» SUPPLIED INFORMATION
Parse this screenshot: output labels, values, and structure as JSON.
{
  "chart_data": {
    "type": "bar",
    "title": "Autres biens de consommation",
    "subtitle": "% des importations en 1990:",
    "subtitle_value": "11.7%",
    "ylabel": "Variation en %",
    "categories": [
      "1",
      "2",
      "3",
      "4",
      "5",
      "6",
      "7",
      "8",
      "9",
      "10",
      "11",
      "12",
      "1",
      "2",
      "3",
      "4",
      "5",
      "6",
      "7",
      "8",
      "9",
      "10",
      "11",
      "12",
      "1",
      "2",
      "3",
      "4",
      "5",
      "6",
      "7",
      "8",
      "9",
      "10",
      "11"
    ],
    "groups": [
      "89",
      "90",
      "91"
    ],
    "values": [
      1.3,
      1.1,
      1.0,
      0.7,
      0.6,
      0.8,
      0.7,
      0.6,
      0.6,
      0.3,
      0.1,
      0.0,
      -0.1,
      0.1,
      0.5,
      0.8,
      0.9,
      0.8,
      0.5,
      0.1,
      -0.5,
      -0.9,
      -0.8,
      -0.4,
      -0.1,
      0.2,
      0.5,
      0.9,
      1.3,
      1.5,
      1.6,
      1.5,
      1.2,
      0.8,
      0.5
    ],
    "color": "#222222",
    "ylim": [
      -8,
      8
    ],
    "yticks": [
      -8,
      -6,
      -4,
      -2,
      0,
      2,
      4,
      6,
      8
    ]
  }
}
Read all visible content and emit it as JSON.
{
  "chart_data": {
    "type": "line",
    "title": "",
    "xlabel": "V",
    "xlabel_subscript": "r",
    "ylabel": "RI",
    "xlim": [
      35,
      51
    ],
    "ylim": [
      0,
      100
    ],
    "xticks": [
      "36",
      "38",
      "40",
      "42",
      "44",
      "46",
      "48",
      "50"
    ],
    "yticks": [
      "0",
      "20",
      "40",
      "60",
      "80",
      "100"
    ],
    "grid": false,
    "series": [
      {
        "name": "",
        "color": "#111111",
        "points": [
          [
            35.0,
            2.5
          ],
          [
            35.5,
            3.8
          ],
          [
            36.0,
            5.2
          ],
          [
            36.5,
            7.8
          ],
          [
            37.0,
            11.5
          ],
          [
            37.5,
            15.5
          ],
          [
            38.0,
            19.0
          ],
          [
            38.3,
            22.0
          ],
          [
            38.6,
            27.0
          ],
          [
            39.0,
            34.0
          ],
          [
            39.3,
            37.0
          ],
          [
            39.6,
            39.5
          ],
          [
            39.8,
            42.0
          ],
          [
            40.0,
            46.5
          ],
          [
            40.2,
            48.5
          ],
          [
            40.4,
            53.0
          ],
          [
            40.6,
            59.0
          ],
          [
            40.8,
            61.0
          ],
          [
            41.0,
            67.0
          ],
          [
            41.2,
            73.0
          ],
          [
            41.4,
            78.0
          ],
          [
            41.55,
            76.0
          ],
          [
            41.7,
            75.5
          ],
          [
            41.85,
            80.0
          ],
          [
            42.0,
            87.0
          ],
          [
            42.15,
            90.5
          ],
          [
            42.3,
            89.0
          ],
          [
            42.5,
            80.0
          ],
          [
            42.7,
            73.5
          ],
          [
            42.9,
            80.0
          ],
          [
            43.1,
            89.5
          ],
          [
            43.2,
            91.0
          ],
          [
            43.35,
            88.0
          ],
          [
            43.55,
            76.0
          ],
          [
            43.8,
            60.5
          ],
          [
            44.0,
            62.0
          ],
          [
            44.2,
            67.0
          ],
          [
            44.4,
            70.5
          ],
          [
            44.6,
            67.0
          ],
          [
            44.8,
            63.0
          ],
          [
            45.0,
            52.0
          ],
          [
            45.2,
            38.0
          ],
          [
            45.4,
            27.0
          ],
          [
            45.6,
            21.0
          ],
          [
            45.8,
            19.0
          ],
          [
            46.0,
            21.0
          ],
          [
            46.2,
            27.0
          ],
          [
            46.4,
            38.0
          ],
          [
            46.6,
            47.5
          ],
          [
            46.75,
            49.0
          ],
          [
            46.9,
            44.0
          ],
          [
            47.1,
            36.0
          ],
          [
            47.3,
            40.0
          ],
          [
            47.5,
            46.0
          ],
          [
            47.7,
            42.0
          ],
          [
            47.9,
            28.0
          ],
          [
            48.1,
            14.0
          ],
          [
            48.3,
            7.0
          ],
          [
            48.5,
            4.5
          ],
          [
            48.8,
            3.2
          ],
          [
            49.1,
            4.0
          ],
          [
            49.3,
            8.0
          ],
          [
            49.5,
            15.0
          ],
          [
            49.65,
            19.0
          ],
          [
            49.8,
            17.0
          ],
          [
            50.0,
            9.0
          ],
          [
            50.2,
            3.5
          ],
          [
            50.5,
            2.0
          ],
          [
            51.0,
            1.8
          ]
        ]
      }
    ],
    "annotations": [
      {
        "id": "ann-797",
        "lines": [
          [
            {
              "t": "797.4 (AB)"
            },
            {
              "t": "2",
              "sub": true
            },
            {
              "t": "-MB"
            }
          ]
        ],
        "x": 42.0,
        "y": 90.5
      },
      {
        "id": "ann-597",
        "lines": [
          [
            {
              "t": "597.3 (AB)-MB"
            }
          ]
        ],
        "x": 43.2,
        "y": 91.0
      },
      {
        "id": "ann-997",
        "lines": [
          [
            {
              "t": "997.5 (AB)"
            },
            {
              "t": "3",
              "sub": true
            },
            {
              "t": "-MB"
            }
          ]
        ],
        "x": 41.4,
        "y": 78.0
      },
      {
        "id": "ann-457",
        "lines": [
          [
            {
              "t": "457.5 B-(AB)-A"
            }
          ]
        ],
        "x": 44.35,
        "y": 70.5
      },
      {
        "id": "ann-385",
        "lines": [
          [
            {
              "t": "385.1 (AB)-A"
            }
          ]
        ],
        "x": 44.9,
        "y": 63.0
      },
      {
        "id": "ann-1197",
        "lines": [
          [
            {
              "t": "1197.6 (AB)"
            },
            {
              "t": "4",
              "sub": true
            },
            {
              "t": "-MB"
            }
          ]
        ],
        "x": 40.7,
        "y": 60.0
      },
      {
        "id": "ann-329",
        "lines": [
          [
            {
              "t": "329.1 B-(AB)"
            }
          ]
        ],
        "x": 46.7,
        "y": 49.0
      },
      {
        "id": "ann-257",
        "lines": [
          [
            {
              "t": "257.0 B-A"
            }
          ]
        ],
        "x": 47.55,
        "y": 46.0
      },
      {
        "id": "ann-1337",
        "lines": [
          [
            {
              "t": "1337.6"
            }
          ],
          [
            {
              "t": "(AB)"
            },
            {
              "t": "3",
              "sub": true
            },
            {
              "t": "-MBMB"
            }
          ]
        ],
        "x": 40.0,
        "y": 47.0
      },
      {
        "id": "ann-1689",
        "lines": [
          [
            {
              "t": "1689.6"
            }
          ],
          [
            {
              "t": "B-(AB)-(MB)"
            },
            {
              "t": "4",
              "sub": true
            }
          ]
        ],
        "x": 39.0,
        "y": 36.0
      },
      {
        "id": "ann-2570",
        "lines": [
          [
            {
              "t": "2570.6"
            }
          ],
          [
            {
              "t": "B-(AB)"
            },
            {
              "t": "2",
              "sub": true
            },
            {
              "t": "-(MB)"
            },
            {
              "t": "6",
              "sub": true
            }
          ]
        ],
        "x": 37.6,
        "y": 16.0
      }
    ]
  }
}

» TASK TO COMPLETE
Show every line where the string "values" appears.

» CORRECT ANSWER
Parse this screenshot: output labels, values, and structure as JSON.
    "values": [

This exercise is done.